╭──

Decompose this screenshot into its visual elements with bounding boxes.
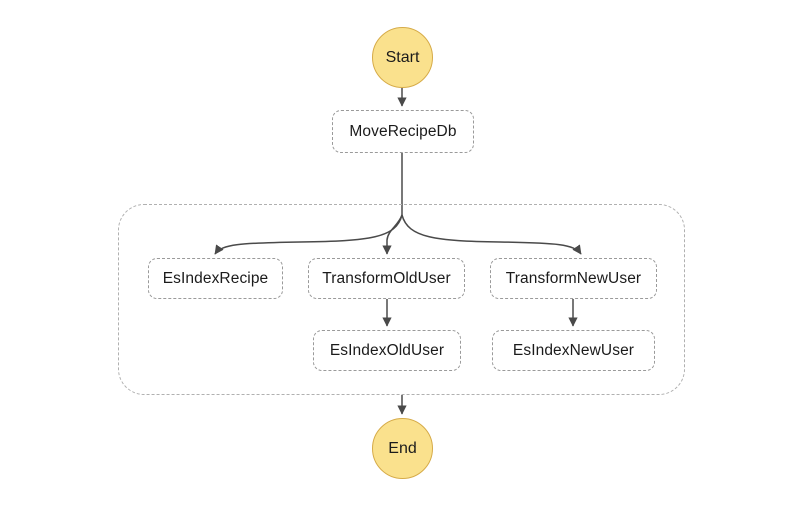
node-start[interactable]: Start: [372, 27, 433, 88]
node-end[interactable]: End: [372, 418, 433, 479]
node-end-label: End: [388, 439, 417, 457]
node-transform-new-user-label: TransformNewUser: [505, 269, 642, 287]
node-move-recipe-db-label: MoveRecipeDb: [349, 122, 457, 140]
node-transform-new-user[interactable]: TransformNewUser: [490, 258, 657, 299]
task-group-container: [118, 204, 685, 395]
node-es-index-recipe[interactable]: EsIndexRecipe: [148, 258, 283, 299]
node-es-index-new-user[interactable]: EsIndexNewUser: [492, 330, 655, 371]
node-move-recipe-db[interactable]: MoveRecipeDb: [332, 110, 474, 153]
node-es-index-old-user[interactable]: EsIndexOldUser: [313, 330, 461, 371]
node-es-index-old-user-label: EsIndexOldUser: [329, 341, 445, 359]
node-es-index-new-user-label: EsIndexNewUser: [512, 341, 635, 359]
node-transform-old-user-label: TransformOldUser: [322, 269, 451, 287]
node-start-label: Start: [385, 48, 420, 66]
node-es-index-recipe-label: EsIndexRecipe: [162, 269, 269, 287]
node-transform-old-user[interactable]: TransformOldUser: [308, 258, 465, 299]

╰──
╭──

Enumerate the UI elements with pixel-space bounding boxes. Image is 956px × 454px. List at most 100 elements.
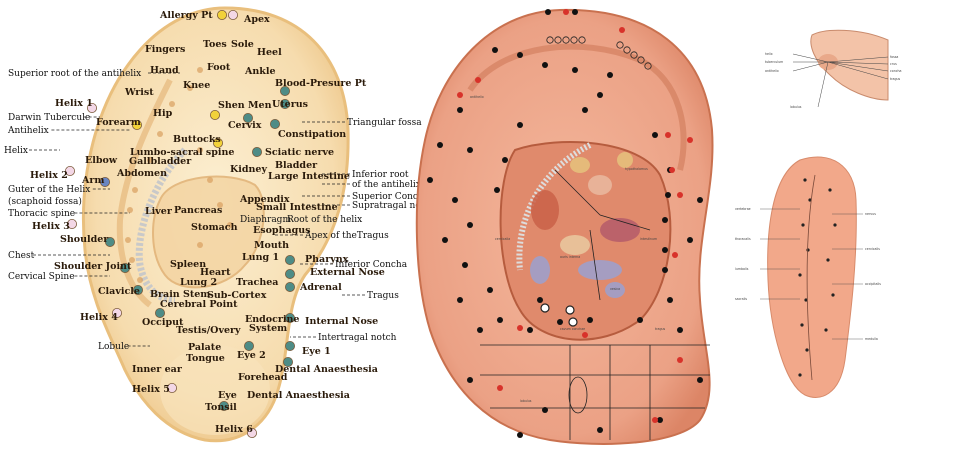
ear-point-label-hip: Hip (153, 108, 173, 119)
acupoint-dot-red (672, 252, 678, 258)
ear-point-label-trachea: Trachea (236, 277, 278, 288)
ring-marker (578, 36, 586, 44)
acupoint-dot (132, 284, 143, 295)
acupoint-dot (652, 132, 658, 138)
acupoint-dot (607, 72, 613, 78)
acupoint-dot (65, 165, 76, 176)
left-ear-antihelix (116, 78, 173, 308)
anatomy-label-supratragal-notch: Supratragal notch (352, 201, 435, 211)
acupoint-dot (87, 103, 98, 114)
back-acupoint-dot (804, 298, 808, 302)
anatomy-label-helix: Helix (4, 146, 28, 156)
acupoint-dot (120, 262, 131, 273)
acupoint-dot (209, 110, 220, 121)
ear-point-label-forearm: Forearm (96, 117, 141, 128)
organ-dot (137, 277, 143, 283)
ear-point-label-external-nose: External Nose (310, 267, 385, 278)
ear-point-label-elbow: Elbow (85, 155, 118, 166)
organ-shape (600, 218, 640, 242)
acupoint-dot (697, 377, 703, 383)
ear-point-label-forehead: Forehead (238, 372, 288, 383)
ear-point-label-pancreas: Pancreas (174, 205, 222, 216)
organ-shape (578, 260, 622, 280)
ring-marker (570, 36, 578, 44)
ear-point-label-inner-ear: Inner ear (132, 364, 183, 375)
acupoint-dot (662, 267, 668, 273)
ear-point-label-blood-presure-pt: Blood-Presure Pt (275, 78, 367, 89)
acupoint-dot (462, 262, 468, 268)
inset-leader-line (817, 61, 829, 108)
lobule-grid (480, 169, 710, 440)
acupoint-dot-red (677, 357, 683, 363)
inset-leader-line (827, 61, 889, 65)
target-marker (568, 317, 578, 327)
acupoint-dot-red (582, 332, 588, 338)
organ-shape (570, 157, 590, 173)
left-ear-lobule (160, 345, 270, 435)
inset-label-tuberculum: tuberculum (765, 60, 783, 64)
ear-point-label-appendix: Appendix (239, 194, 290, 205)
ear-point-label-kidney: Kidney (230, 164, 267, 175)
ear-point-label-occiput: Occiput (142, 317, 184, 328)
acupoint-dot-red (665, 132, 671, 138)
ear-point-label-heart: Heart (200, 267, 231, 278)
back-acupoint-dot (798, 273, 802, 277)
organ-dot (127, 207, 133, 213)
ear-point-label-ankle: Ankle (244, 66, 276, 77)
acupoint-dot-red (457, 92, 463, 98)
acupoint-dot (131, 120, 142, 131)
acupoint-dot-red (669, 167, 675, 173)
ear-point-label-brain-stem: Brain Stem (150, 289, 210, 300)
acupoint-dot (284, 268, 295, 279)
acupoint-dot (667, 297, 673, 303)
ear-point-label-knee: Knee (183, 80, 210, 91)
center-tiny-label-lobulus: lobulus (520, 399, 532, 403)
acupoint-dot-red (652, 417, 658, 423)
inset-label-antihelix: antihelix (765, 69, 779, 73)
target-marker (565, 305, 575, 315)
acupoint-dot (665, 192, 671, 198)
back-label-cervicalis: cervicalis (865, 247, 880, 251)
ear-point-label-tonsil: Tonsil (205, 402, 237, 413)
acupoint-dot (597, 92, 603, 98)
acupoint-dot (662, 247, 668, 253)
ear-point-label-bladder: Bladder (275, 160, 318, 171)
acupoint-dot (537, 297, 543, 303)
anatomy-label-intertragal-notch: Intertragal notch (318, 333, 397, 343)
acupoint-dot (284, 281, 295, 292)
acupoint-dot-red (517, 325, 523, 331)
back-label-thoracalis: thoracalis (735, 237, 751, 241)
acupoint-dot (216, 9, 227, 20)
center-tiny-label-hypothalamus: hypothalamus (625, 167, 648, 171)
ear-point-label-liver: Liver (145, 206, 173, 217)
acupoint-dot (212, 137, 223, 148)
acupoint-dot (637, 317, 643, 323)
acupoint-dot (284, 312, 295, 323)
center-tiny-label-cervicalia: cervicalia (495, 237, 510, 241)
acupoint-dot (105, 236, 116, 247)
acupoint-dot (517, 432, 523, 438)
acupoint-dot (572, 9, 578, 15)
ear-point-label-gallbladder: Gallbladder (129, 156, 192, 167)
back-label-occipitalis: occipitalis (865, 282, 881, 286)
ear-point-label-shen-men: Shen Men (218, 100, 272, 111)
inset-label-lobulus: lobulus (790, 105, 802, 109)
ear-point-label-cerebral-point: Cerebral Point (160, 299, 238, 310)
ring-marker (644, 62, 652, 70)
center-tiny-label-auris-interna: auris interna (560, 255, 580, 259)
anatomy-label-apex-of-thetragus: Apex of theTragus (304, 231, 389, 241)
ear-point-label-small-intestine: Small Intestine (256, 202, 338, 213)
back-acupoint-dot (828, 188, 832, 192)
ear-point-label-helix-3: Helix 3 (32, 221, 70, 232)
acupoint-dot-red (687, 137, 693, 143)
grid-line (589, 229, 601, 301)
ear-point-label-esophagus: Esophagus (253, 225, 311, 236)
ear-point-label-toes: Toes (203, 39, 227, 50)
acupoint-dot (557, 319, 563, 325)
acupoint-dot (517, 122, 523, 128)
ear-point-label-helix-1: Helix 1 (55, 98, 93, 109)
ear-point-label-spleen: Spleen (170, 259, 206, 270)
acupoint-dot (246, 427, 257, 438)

╰──

What you are asked to do
Show every line of the data above that contains the string "lobule".

Finished answer
lobule-grid (480, 169, 710, 440)
left-ear-lobule (160, 345, 270, 435)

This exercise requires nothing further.